-- begin RECORD SET --

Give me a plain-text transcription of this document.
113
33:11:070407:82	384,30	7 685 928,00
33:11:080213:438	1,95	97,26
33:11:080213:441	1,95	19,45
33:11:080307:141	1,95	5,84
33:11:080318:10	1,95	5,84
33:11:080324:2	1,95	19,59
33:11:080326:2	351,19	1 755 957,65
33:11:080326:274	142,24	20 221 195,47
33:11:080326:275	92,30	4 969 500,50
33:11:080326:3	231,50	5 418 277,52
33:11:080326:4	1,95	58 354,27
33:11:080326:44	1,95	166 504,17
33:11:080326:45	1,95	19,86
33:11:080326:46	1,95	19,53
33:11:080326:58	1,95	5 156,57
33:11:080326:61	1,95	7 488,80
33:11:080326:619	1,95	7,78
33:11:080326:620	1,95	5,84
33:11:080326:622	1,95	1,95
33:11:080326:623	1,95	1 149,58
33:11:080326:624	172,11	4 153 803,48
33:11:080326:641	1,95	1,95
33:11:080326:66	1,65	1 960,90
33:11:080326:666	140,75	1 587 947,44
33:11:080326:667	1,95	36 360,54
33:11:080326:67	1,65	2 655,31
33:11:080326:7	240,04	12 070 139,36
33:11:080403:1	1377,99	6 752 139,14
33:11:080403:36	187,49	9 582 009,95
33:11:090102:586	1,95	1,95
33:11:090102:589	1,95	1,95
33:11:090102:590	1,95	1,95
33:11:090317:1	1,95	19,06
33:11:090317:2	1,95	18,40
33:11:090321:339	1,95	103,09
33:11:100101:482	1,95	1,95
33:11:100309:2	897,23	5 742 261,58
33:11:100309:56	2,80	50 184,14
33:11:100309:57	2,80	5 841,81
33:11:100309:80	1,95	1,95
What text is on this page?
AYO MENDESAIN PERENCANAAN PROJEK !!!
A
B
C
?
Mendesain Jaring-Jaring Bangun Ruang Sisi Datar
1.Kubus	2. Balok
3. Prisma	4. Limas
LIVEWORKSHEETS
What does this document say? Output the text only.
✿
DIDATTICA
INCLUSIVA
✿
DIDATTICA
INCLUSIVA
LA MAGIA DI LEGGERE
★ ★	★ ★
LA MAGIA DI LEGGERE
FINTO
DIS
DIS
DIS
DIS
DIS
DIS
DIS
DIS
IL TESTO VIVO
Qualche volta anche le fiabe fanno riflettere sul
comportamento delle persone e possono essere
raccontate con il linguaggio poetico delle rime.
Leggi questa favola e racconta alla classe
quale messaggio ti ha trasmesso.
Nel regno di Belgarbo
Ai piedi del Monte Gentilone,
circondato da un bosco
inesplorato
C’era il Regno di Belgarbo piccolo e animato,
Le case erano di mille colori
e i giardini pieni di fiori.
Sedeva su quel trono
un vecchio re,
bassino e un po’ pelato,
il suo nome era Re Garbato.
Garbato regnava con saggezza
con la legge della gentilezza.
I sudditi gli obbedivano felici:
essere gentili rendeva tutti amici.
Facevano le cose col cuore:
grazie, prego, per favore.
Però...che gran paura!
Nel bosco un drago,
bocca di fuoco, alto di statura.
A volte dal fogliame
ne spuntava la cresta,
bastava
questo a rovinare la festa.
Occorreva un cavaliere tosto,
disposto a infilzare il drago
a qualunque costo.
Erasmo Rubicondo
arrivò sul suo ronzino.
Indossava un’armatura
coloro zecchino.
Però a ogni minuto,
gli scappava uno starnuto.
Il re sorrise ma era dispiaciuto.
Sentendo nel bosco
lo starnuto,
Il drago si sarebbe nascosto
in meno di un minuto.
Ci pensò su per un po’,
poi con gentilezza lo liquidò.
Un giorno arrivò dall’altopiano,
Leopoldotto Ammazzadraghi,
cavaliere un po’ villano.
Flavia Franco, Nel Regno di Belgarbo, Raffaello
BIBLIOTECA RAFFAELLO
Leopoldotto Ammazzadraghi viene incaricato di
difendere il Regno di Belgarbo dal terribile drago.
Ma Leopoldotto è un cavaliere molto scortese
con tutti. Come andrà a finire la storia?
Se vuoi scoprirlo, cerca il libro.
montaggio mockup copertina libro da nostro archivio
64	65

-- end RECORD SET --

**PROBLEM REQUIREMENTS**
Copy every line in the entries above that has the string "libro" in it.

**OUTPUT OF THE TASK**
Se vuoi scoprirlo, cerca il libro.
montaggio mockup copertina libro da nostro archivio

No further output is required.